DIRECTIVE
Print out every record exactly as it appears.

=== EXERCISE INPUTS ===

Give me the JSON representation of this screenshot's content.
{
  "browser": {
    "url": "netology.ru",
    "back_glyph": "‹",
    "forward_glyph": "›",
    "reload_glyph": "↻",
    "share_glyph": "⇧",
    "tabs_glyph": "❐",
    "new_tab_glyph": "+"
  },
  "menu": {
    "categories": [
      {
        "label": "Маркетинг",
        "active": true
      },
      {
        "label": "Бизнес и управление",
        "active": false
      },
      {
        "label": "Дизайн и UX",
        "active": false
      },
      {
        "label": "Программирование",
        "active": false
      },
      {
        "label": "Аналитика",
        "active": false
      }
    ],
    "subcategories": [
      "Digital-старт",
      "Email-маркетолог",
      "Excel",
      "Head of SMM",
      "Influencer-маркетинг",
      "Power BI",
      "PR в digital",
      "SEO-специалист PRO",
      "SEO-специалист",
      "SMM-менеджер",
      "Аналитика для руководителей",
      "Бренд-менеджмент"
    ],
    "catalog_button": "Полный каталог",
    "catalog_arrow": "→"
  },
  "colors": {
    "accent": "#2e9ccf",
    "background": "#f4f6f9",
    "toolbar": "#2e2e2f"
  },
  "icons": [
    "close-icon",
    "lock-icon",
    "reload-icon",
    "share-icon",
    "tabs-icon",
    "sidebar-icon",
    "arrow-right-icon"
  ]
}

===

SOLVED PROBLEM
Give me the JSON representation of this screenshot's content.
{
  "browser": {
    "url": "netology.ru",
    "back_glyph": "‹",
    "forward_glyph": "›",
    "reload_glyph": "↻",
    "share_glyph": "⇧",
    "tabs_glyph": "❐",
    "new_tab_glyph": "+"
  },
  "menu": {
    "categories": [
      {
        "label": "Маркетинг",
        "active": true
      },
      {
        "label": "Бизнес и управление",
        "active": false
      },
      {
        "label": "Дизайн и UX",
        "active": false
      },
      {
        "label": "Программирование",
        "active": false
      },
      {
        "label": "Аналитика",
        "active": false
      }
    ],
    "subcategories": [
      "Digital-старт",
      "Email-маркетолог",
      "Excel",
      "Head of SMM",
      "Influencer-маркетинг",
      "Power BI",
      "PR в digital",
      "SEO-специалист PRO",
      "SEO-специалист",
      "SMM-менеджер",
      "Аналитика для руководителей",
      "Бренд-менеджмент"
    ],
    "catalog_button": "Полный каталог",
    "catalog_arrow": "→"
  },
  "colors": {
    "accent": "#2e9ccf",
    "background": "#f4f6f9",
    "toolbar": "#2e2e2f"
  },
  "icons": [
    "close-icon",
    "lock-icon",
    "reload-icon",
    "share-icon",
    "tabs-icon",
    "sidebar-icon",
    "arrow-right-icon"
  ]
}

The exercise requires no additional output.